**Rows:**

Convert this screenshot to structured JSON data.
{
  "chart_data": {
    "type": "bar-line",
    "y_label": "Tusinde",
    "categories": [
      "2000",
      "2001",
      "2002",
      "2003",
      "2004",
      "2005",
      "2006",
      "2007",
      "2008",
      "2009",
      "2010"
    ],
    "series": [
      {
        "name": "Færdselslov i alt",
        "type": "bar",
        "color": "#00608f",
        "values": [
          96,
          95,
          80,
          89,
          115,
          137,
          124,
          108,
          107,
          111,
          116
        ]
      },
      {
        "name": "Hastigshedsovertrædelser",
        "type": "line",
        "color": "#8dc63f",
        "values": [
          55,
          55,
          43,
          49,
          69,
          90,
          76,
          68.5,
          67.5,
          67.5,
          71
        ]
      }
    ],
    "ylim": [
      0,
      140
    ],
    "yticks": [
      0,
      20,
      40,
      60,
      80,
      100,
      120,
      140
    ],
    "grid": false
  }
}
==
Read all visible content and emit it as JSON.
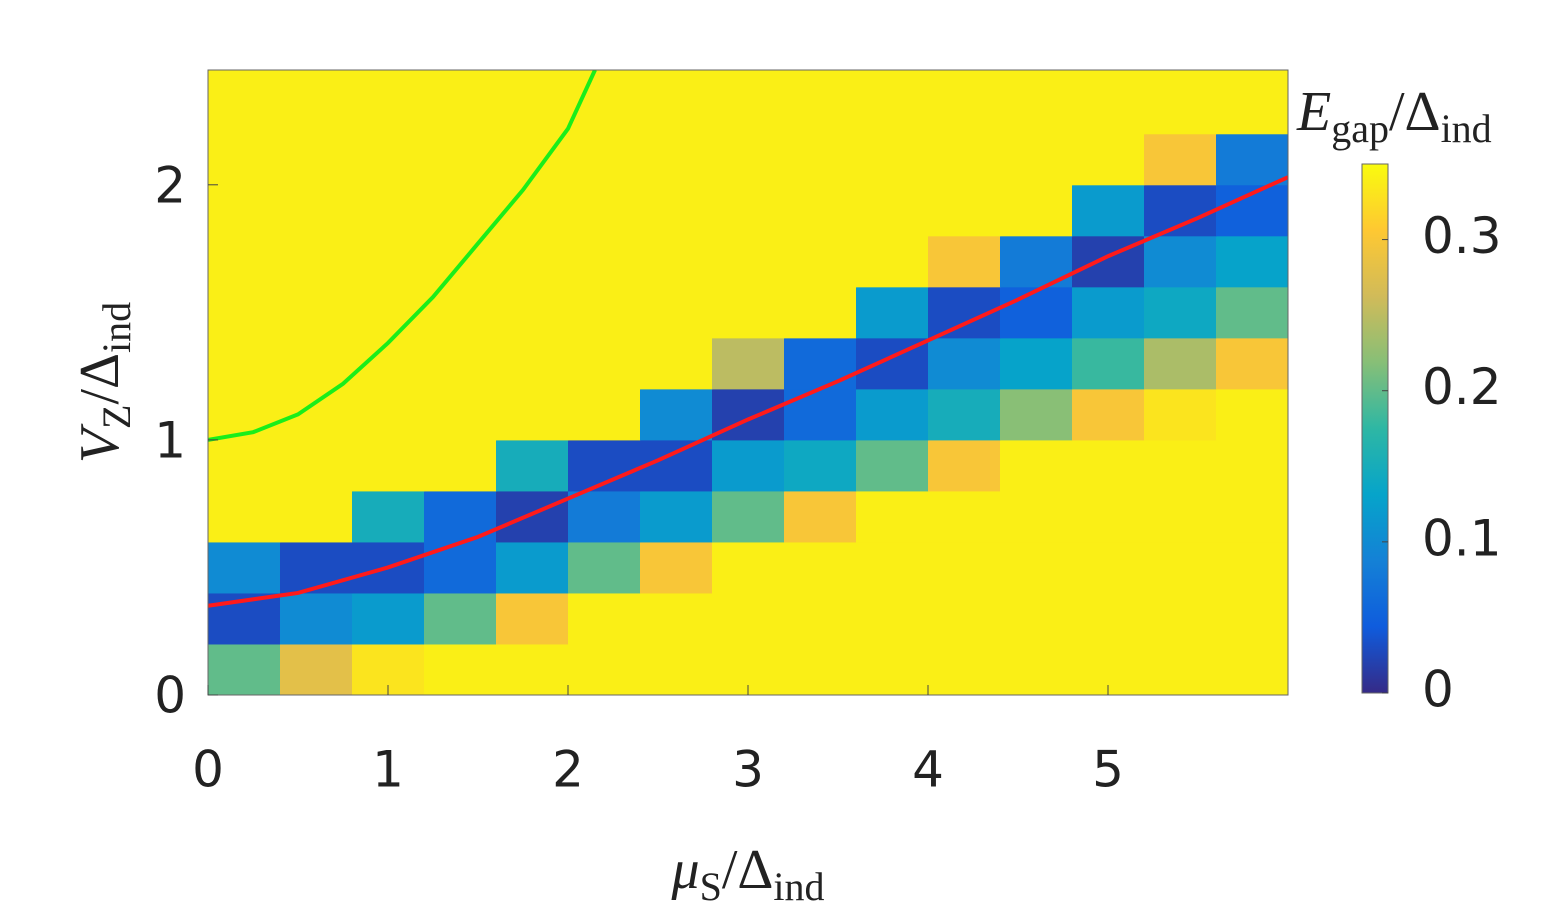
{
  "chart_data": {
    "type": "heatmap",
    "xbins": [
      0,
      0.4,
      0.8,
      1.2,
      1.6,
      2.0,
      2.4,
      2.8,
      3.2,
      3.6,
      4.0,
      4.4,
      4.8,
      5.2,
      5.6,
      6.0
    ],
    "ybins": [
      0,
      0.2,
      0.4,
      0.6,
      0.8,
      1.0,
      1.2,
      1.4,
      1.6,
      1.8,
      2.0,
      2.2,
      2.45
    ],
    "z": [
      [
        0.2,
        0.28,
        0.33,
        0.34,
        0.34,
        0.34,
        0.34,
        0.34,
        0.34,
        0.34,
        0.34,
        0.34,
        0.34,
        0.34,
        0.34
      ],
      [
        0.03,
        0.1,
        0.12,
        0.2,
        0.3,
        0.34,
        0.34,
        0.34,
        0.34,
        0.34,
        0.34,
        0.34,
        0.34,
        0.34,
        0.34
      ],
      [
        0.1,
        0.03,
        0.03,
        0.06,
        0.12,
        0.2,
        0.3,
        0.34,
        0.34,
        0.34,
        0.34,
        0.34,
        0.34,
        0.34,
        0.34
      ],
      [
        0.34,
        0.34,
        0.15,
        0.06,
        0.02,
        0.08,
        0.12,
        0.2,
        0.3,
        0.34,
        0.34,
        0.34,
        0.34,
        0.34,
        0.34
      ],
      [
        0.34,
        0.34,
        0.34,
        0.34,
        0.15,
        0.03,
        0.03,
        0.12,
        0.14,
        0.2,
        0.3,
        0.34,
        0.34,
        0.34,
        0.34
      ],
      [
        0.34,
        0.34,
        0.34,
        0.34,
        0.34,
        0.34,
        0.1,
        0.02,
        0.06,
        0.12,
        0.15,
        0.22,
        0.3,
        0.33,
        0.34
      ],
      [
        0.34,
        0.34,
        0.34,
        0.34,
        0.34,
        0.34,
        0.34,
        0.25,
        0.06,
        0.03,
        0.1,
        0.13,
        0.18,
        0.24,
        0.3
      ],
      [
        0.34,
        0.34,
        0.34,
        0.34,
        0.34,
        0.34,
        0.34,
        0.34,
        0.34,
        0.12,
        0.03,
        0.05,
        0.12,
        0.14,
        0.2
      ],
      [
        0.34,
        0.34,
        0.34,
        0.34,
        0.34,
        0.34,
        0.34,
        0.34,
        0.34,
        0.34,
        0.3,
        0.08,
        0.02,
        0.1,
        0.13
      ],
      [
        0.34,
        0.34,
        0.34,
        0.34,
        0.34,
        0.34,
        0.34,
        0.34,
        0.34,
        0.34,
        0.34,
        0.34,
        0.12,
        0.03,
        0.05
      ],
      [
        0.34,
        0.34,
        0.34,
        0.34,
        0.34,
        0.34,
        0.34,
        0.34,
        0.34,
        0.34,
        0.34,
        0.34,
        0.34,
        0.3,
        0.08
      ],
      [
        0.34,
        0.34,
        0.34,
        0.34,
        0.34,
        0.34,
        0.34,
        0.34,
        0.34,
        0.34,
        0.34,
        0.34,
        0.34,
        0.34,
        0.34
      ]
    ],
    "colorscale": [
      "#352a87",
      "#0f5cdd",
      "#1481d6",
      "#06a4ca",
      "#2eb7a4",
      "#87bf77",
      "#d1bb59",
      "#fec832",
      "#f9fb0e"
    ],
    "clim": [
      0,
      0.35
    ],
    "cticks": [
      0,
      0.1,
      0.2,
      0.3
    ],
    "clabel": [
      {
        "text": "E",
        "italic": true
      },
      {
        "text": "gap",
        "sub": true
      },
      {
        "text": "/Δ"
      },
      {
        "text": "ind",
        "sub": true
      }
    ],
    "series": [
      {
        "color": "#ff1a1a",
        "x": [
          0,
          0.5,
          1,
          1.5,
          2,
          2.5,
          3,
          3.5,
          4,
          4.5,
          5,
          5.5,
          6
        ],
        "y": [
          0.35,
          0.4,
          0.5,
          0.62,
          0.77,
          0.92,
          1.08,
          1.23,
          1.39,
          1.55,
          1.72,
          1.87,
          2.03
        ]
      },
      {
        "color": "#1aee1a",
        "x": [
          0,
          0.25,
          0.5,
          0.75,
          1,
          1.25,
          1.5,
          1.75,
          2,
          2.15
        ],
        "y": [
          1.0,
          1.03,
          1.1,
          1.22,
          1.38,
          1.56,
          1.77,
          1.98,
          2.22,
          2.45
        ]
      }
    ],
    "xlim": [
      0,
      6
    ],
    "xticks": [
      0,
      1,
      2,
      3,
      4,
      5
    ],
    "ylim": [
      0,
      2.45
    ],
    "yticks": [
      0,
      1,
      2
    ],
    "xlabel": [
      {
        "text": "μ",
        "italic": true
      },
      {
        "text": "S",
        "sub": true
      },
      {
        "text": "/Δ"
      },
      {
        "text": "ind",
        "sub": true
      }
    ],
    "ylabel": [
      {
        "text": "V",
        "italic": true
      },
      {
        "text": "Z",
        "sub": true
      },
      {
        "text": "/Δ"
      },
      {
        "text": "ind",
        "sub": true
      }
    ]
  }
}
==
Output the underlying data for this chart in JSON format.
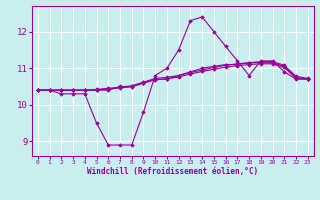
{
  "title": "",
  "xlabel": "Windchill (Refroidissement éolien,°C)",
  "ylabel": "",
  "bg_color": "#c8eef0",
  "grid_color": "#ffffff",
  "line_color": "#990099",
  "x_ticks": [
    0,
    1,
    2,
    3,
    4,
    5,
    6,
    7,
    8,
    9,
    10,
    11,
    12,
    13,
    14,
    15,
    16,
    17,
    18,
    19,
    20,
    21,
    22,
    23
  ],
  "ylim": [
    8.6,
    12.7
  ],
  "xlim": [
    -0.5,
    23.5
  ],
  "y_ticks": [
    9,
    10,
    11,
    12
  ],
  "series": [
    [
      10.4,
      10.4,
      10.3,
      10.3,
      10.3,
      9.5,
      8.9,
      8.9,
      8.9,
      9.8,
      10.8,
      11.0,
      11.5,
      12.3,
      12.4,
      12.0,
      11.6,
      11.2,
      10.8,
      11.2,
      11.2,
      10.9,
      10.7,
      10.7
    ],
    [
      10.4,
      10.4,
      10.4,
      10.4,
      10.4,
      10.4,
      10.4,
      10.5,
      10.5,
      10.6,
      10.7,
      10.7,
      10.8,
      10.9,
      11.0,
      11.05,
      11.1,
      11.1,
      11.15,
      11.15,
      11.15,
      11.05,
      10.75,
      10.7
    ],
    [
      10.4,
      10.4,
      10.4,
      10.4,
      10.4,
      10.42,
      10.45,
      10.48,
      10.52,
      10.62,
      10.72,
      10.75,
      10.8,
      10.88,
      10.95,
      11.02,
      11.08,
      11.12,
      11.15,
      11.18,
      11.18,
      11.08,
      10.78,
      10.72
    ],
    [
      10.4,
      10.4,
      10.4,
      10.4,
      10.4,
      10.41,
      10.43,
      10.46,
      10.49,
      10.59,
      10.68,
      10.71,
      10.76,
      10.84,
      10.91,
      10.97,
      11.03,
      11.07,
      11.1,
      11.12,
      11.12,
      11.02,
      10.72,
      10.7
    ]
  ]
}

**Problem statement:**
Search the listing for the word "this". Copy every line in which it occurs.

**The reply:**
Convert this screenshot to structured JSON data.
Output the underlying data for this chart in JSON format.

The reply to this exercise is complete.